*** TEXT BLOCK

Two years ago I didn't know what Cystic fibrosis was. I recall studying it briefly in my Early Childhood Teaching degree (diversities subject) but that's it. I could recall it was genetic, but my knowledge was no further than that. I know of two people who's children had / have CF but it didn't mean a lot to me to be honest. I knew they had a life threatening condition, but that was all.
But when my world came crashing down at James' diagnoses my world quickly became consumed with CF.
Now my constant daily thoughts surround Cystic Fibrosis and sometimes I feel ever so consumed. Words I had never heard of my auto correct knows to correct or predict. Psuedomonas, d508, culture, sputum, bronchoscope, mutations, Toby, and many many more.
I now live and breath avoiding dangers like bacterias and viral infections and encouraging high fat foods and Physio.

******
*** EXTRACTED MATERIAL

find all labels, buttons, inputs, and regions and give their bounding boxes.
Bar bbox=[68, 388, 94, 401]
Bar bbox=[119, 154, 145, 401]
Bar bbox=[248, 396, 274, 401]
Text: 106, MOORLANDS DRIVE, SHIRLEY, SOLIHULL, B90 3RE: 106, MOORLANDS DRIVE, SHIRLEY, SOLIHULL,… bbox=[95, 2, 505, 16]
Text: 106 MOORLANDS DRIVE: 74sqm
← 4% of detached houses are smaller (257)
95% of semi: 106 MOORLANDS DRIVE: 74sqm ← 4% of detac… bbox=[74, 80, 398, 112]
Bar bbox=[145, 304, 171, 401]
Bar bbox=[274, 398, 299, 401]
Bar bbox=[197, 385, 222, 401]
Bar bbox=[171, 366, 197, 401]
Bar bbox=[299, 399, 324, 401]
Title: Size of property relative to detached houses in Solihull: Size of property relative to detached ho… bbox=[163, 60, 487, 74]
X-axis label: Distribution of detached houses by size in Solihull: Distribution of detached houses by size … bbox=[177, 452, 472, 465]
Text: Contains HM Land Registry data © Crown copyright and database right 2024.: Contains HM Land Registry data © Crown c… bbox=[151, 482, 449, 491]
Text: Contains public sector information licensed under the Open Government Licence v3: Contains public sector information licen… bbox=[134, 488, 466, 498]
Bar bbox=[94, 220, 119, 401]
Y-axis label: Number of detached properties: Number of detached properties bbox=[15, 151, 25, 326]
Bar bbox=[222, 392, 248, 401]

******

PROBLEMS TO WORK ON
A: Repeat the post about cystic fibrosis from "Now my constant" up to and including "many many more.".
B: In the post about cystic fibrosis, what degree was the writer studying when they briefly learned about the condition?
C: Resume the post about cystic fibrosis, starting right after its last sentence.
The entries have nothing to do with the post about cystic fibrosis.

ANSWERS PROVIDED
A:
Now my constant daily thoughts surround Cystic Fibrosis and sometimes I feel ever so consumed. Words I had never heard of my auto correct knows to correct or predict. Psuedomonas, d508, culture, sputum, bronchoscope, mutations, Toby, and many many more.

B: An Early Childhood Teaching degree.

C:
My Facebook feed is chockers of posts from CF forums, other parents updates and pages. My daily routine is worked around high fat meals, Physio and time to plan more meals / supps and to research what else can I do. There always has to be more I can do right? There is certainly more to learn. This disease is vast, complex and different for everybody.
Who knew all this existed? There must be lots of other worlds co existing at this very moment. Families who are inundated and consumed with other illness' and conditions. I know two years ago my feed was thermomix, early childhood, and my social life. It just shows how in a New York minute everything can change.